Dataset entries on figures:
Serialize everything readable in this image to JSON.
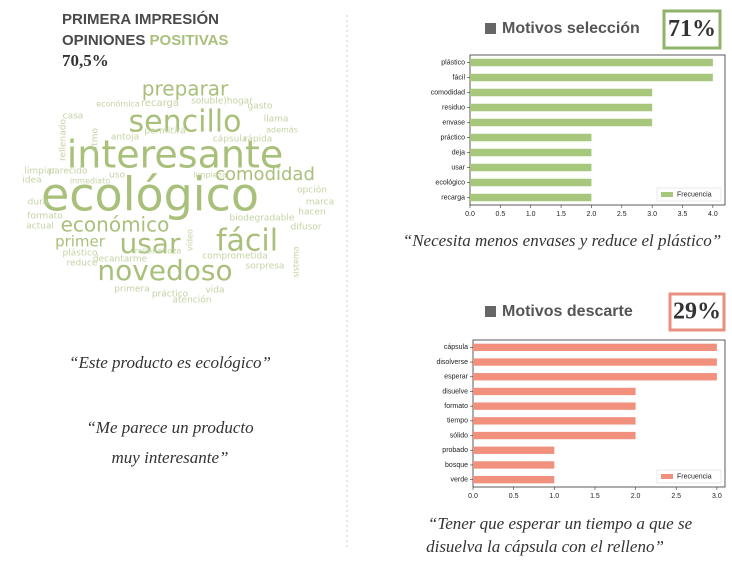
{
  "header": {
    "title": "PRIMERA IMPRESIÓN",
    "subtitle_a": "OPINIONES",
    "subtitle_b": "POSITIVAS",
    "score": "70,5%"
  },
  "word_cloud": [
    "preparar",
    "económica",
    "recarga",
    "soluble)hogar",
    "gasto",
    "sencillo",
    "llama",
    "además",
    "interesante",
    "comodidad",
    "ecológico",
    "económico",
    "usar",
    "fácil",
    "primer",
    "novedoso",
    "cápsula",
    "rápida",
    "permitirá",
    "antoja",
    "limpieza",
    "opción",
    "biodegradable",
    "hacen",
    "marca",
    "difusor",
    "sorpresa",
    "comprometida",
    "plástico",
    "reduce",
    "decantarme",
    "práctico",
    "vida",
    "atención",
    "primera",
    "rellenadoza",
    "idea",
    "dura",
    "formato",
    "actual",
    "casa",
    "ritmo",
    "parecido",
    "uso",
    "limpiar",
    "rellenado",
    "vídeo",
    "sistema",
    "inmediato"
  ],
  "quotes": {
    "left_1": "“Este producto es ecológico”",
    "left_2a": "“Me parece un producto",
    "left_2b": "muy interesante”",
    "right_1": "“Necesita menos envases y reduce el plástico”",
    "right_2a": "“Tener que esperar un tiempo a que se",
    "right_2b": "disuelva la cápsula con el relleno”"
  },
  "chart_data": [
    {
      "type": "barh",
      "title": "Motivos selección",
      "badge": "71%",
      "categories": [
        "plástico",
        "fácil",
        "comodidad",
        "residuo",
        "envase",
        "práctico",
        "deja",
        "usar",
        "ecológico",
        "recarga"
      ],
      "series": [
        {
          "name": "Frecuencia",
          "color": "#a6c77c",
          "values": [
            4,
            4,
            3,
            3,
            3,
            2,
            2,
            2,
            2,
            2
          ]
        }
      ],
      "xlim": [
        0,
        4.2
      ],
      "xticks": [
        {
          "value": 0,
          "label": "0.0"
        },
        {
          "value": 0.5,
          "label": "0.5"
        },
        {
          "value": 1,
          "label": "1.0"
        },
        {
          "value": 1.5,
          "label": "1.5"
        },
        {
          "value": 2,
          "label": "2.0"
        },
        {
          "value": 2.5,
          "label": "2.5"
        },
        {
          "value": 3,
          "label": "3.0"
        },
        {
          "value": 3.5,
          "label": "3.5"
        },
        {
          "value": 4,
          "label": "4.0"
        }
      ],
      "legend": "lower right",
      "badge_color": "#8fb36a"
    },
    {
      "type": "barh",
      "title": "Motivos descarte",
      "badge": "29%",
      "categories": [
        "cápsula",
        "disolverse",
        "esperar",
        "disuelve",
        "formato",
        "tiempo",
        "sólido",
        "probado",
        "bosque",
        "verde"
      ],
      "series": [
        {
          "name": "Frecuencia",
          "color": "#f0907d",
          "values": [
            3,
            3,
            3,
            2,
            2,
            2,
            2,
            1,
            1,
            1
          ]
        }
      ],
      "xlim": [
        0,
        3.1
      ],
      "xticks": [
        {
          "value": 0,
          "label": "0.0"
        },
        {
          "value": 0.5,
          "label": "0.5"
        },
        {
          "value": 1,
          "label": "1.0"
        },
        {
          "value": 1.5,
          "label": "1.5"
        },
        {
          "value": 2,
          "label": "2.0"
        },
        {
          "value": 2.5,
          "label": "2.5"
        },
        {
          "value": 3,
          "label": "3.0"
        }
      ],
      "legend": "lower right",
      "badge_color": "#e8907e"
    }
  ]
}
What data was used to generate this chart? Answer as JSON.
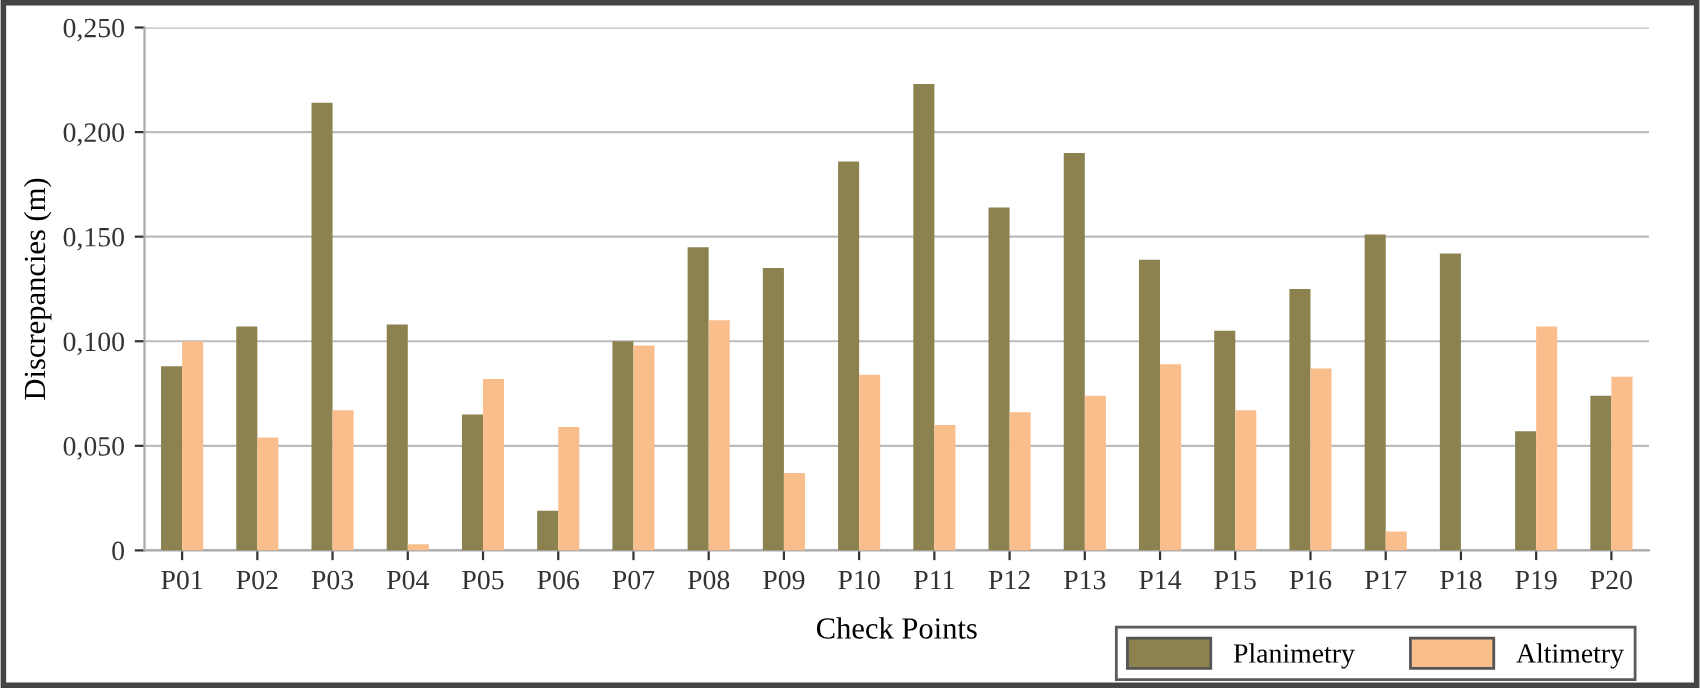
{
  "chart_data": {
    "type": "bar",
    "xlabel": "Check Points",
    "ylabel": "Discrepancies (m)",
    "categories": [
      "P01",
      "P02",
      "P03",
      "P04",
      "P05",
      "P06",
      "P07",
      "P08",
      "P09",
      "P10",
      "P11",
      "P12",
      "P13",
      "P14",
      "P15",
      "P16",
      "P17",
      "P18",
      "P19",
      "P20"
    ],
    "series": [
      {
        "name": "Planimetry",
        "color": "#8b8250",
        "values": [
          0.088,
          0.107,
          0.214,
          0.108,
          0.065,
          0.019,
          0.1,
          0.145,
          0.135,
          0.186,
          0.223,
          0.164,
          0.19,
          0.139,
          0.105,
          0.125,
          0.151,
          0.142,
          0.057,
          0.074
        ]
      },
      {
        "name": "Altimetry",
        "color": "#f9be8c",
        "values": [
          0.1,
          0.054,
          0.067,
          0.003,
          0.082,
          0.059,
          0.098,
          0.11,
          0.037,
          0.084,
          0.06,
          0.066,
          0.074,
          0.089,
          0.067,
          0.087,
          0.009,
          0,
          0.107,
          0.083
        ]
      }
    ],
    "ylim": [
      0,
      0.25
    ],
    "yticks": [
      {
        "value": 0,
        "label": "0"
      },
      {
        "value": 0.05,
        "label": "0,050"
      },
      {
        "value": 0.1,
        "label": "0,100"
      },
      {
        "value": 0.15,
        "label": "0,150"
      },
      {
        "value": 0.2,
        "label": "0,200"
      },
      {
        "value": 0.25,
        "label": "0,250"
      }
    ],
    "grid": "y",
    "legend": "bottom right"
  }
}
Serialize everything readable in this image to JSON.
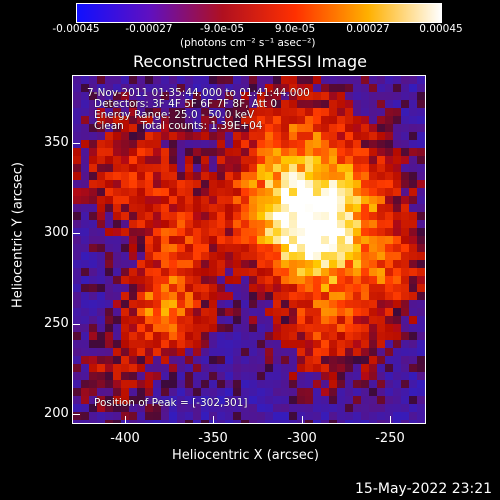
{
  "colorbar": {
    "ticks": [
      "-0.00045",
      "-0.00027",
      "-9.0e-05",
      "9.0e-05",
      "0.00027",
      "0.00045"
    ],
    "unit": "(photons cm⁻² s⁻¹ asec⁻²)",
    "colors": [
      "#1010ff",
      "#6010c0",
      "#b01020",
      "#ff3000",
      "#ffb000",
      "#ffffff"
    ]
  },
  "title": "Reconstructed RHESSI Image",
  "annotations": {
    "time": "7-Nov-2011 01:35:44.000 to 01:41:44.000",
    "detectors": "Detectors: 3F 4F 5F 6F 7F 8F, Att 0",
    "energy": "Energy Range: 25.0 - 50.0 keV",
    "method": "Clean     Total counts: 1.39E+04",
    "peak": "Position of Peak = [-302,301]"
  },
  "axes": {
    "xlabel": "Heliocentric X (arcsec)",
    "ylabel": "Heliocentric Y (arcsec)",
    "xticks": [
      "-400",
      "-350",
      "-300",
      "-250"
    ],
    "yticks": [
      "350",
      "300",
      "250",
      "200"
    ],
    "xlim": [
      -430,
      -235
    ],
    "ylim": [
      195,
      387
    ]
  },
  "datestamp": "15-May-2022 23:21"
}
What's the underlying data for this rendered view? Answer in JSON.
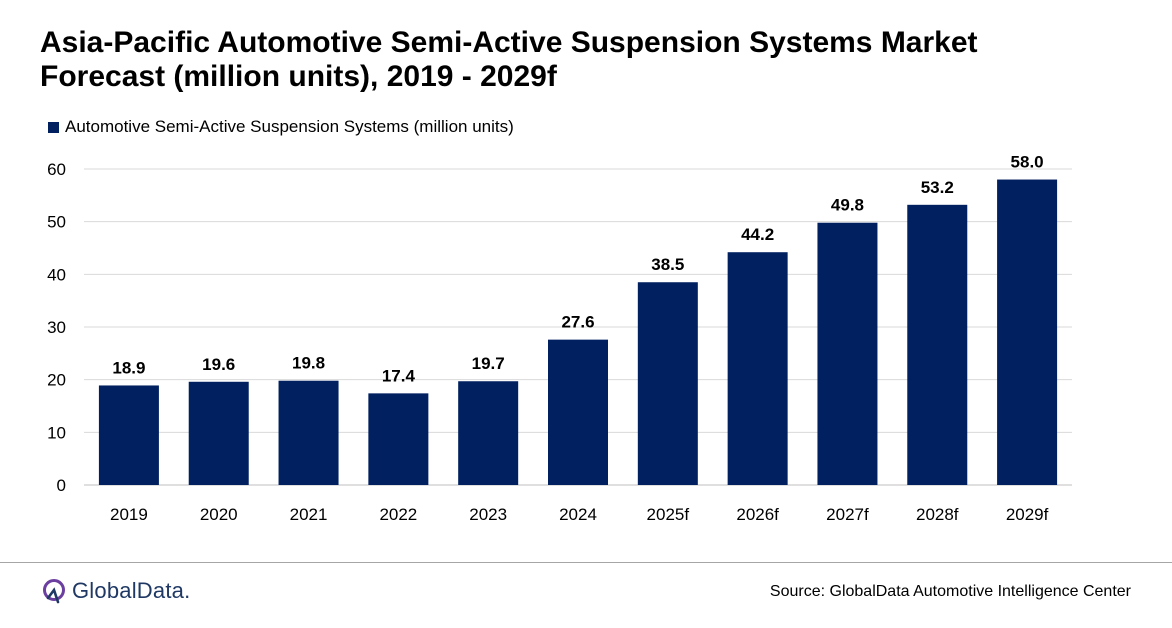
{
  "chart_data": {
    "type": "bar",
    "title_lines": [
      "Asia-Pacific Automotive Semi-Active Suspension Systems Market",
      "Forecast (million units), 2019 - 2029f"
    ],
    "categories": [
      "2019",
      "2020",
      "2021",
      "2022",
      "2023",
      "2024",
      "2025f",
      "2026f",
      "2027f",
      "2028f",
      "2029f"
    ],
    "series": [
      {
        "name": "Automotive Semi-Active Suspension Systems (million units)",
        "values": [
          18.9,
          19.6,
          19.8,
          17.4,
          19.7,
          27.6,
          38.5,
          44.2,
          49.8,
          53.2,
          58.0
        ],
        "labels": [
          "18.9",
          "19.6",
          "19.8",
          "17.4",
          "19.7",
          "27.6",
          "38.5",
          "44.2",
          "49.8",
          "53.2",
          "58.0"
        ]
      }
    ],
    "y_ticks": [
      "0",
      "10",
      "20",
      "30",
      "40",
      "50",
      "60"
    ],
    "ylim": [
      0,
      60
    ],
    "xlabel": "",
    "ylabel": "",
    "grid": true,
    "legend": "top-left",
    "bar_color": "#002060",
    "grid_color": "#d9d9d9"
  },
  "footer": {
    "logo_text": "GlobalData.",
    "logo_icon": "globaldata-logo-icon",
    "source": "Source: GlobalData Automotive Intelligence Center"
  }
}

Set problem> Transcribe the preceding listing in its entirety and with exact wording, leaving out pictures.

Solved problem>
Serialize everything readable in this image to JSON.
{
  "header": {
    "title": "PRIMERA IMPRESIÓN",
    "subtitle_a": "OPINIONES",
    "subtitle_b": "POSITIVAS",
    "score": "70,5%"
  },
  "word_cloud": [
    "preparar",
    "económica",
    "recarga",
    "soluble)hogar",
    "gasto",
    "sencillo",
    "llama",
    "además",
    "interesante",
    "comodidad",
    "ecológico",
    "económico",
    "usar",
    "fácil",
    "primer",
    "novedoso",
    "cápsula",
    "rápida",
    "permitirá",
    "antoja",
    "limpieza",
    "opción",
    "biodegradable",
    "hacen",
    "marca",
    "difusor",
    "sorpresa",
    "comprometida",
    "plástico",
    "reduce",
    "decantarme",
    "práctico",
    "vida",
    "atención",
    "primera",
    "rellenadoza",
    "idea",
    "dura",
    "formato",
    "actual",
    "casa",
    "ritmo",
    "parecido",
    "uso",
    "limpiar",
    "rellenado",
    "vídeo",
    "sistema",
    "inmediato"
  ],
  "quotes": {
    "left_1": "“Este producto es ecológico”",
    "left_2a": "“Me parece un producto",
    "left_2b": "muy interesante”",
    "right_1": "“Necesita menos envases y reduce el plástico”",
    "right_2a": "“Tener que esperar un tiempo a que se",
    "right_2b": "disuelva la cápsula con el relleno”"
  },
  "chart_data": [
    {
      "type": "barh",
      "title": "Motivos selección",
      "badge": "71%",
      "categories": [
        "plástico",
        "fácil",
        "comodidad",
        "residuo",
        "envase",
        "práctico",
        "deja",
        "usar",
        "ecológico",
        "recarga"
      ],
      "series": [
        {
          "name": "Frecuencia",
          "color": "#a6c77c",
          "values": [
            4,
            4,
            3,
            3,
            3,
            2,
            2,
            2,
            2,
            2
          ]
        }
      ],
      "xlim": [
        0,
        4.2
      ],
      "xticks": [
        {
          "value": 0,
          "label": "0.0"
        },
        {
          "value": 0.5,
          "label": "0.5"
        },
        {
          "value": 1,
          "label": "1.0"
        },
        {
          "value": 1.5,
          "label": "1.5"
        },
        {
          "value": 2,
          "label": "2.0"
        },
        {
          "value": 2.5,
          "label": "2.5"
        },
        {
          "value": 3,
          "label": "3.0"
        },
        {
          "value": 3.5,
          "label": "3.5"
        },
        {
          "value": 4,
          "label": "4.0"
        }
      ],
      "legend": "lower right",
      "badge_color": "#8fb36a"
    },
    {
      "type": "barh",
      "title": "Motivos descarte",
      "badge": "29%",
      "categories": [
        "cápsula",
        "disolverse",
        "esperar",
        "disuelve",
        "formato",
        "tiempo",
        "sólido",
        "probado",
        "bosque",
        "verde"
      ],
      "series": [
        {
          "name": "Frecuencia",
          "color": "#f0907d",
          "values": [
            3,
            3,
            3,
            2,
            2,
            2,
            2,
            1,
            1,
            1
          ]
        }
      ],
      "xlim": [
        0,
        3.1
      ],
      "xticks": [
        {
          "value": 0,
          "label": "0.0"
        },
        {
          "value": 0.5,
          "label": "0.5"
        },
        {
          "value": 1,
          "label": "1.0"
        },
        {
          "value": 1.5,
          "label": "1.5"
        },
        {
          "value": 2,
          "label": "2.0"
        },
        {
          "value": 2.5,
          "label": "2.5"
        },
        {
          "value": 3,
          "label": "3.0"
        }
      ],
      "legend": "lower right",
      "badge_color": "#e8907e"
    }
  ]
}
What data was used to generate this chart? Answer as JSON.
{
  "chart_data": {
    "type": "bar",
    "xlabel": "Check Points",
    "ylabel": "Discrepancies (m)",
    "categories": [
      "P01",
      "P02",
      "P03",
      "P04",
      "P05",
      "P06",
      "P07",
      "P08",
      "P09",
      "P10",
      "P11",
      "P12",
      "P13",
      "P14",
      "P15",
      "P16",
      "P17",
      "P18",
      "P19",
      "P20"
    ],
    "series": [
      {
        "name": "Planimetry",
        "color": "#8b8250",
        "values": [
          0.088,
          0.107,
          0.214,
          0.108,
          0.065,
          0.019,
          0.1,
          0.145,
          0.135,
          0.186,
          0.223,
          0.164,
          0.19,
          0.139,
          0.105,
          0.125,
          0.151,
          0.142,
          0.057,
          0.074
        ]
      },
      {
        "name": "Altimetry",
        "color": "#f9be8c",
        "values": [
          0.1,
          0.054,
          0.067,
          0.003,
          0.082,
          0.059,
          0.098,
          0.11,
          0.037,
          0.084,
          0.06,
          0.066,
          0.074,
          0.089,
          0.067,
          0.087,
          0.009,
          0,
          0.107,
          0.083
        ]
      }
    ],
    "ylim": [
      0,
      0.25
    ],
    "yticks": [
      {
        "value": 0,
        "label": "0"
      },
      {
        "value": 0.05,
        "label": "0,050"
      },
      {
        "value": 0.1,
        "label": "0,100"
      },
      {
        "value": 0.15,
        "label": "0,150"
      },
      {
        "value": 0.2,
        "label": "0,200"
      },
      {
        "value": 0.25,
        "label": "0,250"
      }
    ],
    "grid": "y",
    "legend": "bottom right"
  }
}
Serialize everything readable in this image to JSON.
{
  "colorbar": {
    "ticks": [
      "-0.00045",
      "-0.00027",
      "-9.0e-05",
      "9.0e-05",
      "0.00027",
      "0.00045"
    ],
    "unit": "(photons cm⁻² s⁻¹ asec⁻²)",
    "colors": [
      "#1010ff",
      "#6010c0",
      "#b01020",
      "#ff3000",
      "#ffb000",
      "#ffffff"
    ]
  },
  "title": "Reconstructed RHESSI Image",
  "annotations": {
    "time": "7-Nov-2011 01:35:44.000 to 01:41:44.000",
    "detectors": "Detectors: 3F 4F 5F 6F 7F 8F, Att 0",
    "energy": "Energy Range: 25.0 - 50.0 keV",
    "method": "Clean     Total counts: 1.39E+04",
    "peak": "Position of Peak = [-302,301]"
  },
  "axes": {
    "xlabel": "Heliocentric X (arcsec)",
    "ylabel": "Heliocentric Y (arcsec)",
    "xticks": [
      "-400",
      "-350",
      "-300",
      "-250"
    ],
    "yticks": [
      "350",
      "300",
      "250",
      "200"
    ],
    "xlim": [
      -430,
      -235
    ],
    "ylim": [
      195,
      387
    ]
  },
  "datestamp": "15-May-2022 23:21"
}
What's the underlying data for this rendered view? Answer in JSON.
{
  "chart_data": {
    "type": "bar",
    "title_lines": [
      "Asia-Pacific Automotive Semi-Active Suspension Systems Market",
      "Forecast (million units), 2019 - 2029f"
    ],
    "categories": [
      "2019",
      "2020",
      "2021",
      "2022",
      "2023",
      "2024",
      "2025f",
      "2026f",
      "2027f",
      "2028f",
      "2029f"
    ],
    "series": [
      {
        "name": "Automotive Semi-Active Suspension Systems (million units)",
        "values": [
          18.9,
          19.6,
          19.8,
          17.4,
          19.7,
          27.6,
          38.5,
          44.2,
          49.8,
          53.2,
          58.0
        ],
        "labels": [
          "18.9",
          "19.6",
          "19.8",
          "17.4",
          "19.7",
          "27.6",
          "38.5",
          "44.2",
          "49.8",
          "53.2",
          "58.0"
        ]
      }
    ],
    "y_ticks": [
      "0",
      "10",
      "20",
      "30",
      "40",
      "50",
      "60"
    ],
    "ylim": [
      0,
      60
    ],
    "xlabel": "",
    "ylabel": "",
    "grid": true,
    "legend": "top-left",
    "bar_color": "#002060",
    "grid_color": "#d9d9d9"
  },
  "footer": {
    "logo_text": "GlobalData.",
    "logo_icon": "globaldata-logo-icon",
    "source": "Source: GlobalData Automotive Intelligence Center"
  }
}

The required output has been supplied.